■ Selected extract:
# what are my chances with new fry!?



## INKlusions (Feb 28, 2013)

So the only two jewels I have ended up breeding! Now I have about 100 or more fry, they are in with all the other fish I have in a 100 gallon tank, the jewels are keeping the fry in a corner of the tank and the rest away from them but some are still getting eaten. Can fry and the parents be moved or should I just leave them alone and in the tank there in? This is brand new to me and I had no idea the I had a male and a female.


----------



## lohachata (Jan 27, 2006)

jewels are fierce protectors of their young..they will kill anything that might be a threat.. i had a pair in a 75 gallon tank with only a 12" red devil with them.i went out of town for a couple of days..when i got home the devil was dead...you could put the pair in a 15 or 20 long where they can breed and give you lots of babies that you most likely won't be able to give away...lol


----------



## INKlusions (Feb 28, 2013)

I have 2 more tanks, a 35 and a 20, just don't have a heater or lights, I guess um gonna have to get a heater cause I don't want the jewels killing my other fish. If I set up another tank for them how risky is it to move the fry?


----------



## lohachata (Jan 27, 2006)

hard to tell if you plan on putting them with the parents.they might get eaten.but you could put them in a small tank for a while and them put them in the 30 for grow out.


----------



## INKlusions (Feb 28, 2013)

OK cool! Thanks!! I really didn't plan on breeding but looks like im gonna have babies every month or so, so I guess I'm gonna have to set up another tank


----------

■ Provided data:
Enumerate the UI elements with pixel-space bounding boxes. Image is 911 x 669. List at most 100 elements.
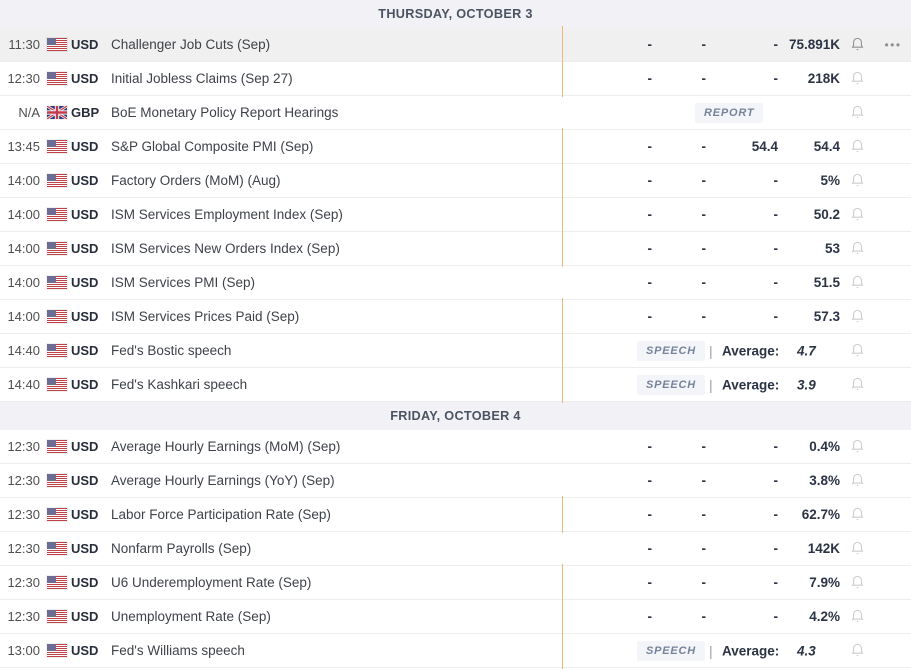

■ Things to do:
(A) Answer these from the thread about jewel fry:
(i) How many fry does the original poster say they have?
(ii) What fish was with lohachata's pair in the 75 gallon tank and was dead when they returned?
(iii) What sizes are the two extra tanks the original poster has?
(B) Return the part of the thread about jewel fry from "# what are my" to "and a female.", copied word for word.

■ Answer list:
(A)
(i) About 100 or more.
(ii) A 12" red devil.
(iii) A 35 and a 20.

(B)
# what are my chances with new fry!?



## INKlusions (Feb 28, 2013)

So the only two jewels I have ended up breeding! Now I have about 100 or more fry, they are in with all the other fish I have in a 100 gallon tank, the jewels are keeping the fry in a corner of the tank and the rest away from them but some are still getting eaten. Can fry and the parents be moved or should I just leave them alone and in the tank there in? This is brand new to me and I had no idea the I had a male and a female.